───── Reading passage ─────

Chief Inspector Charlie Woodend has more than his share of help and more than his share of problems as he tracks a killer who’s been preparing for Guy Fawkes Night by stashing corpses in the bonfires.
When it comes to investigating the deaths of Betty Stubbs and Lucy Tonge—two lonely, unattractive women of a certain age—Woodend’s helpers include Dr. Shastri, the competent new police surgeon whose sense of irony is as sharp as her scalpel, and Dexter Bryant, owner of the Mid-Lancs Courier, who’s willing to tailor his coverage of the bonfire murders to suit the local constabulary. Which puts him in another league from Elizabeth Driver, ace reporter from the London Daily Globe who treks up to what even she considers “the arse end of nowhere” to stick it to her old rival. Already miffed at a sexual rebuff from Woodend (A Death Left Hanging, p. 720, etc.), Liz is outraged when Bryant’s cold shoulder leaves her 0-for-2. So when she finds former DI Bob Rutter embroiled in a heart-wrenching affair with new DI Monika Paniatowski, it gives her just the ammunition she needs to turn Woodend’s two greatest assets into his two biggest liabilities. But it’s Driver’s second discovery that threatens to derail Woodend’s investigation for good by pointing the finger at an innocent man.
Spencer’s careful balance of menace from without and within makes her latest a standout among her reliably entertaining procedurals.

───── Dataset ─────

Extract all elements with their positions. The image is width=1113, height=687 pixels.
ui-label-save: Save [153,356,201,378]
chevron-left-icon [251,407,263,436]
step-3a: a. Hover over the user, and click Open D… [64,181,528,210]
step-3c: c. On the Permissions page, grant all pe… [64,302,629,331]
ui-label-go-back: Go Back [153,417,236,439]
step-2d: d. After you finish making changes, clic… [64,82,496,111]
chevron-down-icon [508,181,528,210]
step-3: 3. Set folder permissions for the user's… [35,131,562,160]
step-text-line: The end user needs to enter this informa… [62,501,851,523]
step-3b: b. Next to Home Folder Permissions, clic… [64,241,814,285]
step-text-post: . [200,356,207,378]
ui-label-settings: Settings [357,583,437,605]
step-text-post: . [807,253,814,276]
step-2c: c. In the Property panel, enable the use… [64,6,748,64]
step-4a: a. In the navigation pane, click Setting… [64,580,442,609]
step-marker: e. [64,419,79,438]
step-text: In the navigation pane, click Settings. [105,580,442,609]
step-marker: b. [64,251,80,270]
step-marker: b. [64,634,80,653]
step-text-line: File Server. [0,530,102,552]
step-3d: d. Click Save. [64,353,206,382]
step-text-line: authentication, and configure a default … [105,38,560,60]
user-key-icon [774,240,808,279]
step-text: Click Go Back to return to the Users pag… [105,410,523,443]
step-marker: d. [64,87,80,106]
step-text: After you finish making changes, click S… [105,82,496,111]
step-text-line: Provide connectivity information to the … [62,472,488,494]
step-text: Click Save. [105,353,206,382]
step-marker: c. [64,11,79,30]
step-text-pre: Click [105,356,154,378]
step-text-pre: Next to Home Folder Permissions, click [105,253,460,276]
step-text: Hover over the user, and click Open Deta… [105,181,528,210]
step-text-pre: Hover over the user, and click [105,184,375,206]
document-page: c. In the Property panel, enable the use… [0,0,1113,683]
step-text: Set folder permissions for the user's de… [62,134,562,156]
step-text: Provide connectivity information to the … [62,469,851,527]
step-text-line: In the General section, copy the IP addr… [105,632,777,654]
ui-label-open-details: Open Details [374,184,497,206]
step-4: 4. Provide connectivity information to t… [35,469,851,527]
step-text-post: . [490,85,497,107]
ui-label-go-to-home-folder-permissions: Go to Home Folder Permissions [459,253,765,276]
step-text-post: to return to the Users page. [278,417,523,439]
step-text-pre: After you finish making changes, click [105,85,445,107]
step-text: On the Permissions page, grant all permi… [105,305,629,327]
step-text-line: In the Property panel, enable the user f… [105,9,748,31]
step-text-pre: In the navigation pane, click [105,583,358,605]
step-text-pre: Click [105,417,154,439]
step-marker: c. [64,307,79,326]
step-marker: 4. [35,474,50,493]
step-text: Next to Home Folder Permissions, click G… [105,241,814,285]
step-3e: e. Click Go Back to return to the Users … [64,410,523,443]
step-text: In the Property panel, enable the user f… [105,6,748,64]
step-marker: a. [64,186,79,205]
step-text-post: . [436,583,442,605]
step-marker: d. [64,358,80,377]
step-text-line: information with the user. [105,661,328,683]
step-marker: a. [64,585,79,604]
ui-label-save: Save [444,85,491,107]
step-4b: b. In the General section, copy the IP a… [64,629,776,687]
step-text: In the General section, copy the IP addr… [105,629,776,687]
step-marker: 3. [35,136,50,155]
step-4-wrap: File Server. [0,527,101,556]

─────

• [Prompt A]: According to the book review, who owns the Mid-Lancs Courier?
• [Prompt B]: Repeat the passage of the book review between "Chief Inspector Charlie" and "in the bonfires.", inclusive.
• [Prompt C]: Condense the paragraph of the book review that begins "When it comes to investigating the deaths" into a shorter version that keeps its main facts.
These data come from a separate source unrelated to the book review.

• [Exercise solution A]: Dexter Bryant owns the Mid-Lancs Courier.

• [Exercise solution B]:
Chief Inspector Charlie Woodend has more than his share of help and more than his share of problems as he tracks a killer who’s been preparing for Guy Fawkes Night by stashing corpses in the bonfires.

• [Exercise solution C]: Woodend investigates the deaths of Betty Stubbs and Lucy Tonge, two lonely, unattractive women of a certain age. He is helped by Dr. Shastri, the sharp-witted new police surgeon, and by Dexter Bryant, owner of the Mid-Lancs Courier, who will shape his coverage to suit the local police. London Daily Globe reporter Elizabeth Driver comes north to target her old rival Woodend. She is already stung by his sexual rebuff and is further angered when Bryant also snubs her. She discovers that former DI Bob Rutter is having an affair with new DI Monika Paniatowski and uses it to turn Woodend's two greatest assets into liabilities. Her second discovery threatens to derail the investigation by pointing at an innocent man.